> What you should do
Search the material below for the string "text" and list each line that holds it.

> Information shown
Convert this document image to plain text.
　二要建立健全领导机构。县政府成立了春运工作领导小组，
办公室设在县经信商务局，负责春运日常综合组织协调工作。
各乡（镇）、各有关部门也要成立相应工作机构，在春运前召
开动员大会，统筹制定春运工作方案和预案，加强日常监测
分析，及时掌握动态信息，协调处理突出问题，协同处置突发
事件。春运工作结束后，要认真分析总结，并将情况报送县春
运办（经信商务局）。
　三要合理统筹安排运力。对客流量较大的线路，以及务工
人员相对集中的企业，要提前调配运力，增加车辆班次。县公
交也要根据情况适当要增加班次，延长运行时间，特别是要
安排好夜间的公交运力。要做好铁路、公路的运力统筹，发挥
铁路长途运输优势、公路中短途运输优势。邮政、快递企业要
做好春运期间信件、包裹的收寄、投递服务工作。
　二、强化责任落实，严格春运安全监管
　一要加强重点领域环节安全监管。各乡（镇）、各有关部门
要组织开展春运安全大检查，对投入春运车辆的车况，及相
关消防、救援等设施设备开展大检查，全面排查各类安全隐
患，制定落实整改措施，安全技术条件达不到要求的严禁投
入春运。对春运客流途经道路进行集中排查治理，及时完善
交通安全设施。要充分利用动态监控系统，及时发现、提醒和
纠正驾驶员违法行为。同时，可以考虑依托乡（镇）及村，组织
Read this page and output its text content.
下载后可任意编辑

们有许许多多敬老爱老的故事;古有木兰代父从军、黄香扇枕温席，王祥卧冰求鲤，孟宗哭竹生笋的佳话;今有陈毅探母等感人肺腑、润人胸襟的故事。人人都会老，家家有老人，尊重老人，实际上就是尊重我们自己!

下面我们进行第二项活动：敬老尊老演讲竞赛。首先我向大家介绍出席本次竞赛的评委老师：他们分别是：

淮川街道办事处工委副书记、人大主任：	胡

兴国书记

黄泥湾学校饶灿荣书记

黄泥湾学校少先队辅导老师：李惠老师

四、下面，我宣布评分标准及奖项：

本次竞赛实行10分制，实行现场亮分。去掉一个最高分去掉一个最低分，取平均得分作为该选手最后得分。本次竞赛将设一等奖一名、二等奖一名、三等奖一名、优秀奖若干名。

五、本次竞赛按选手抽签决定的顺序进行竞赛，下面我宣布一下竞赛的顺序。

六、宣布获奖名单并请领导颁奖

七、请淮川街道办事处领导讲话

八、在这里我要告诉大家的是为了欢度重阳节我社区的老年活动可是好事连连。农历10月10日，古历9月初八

> Task answer
Convert this document image to plain text.
Read this page and output its text content.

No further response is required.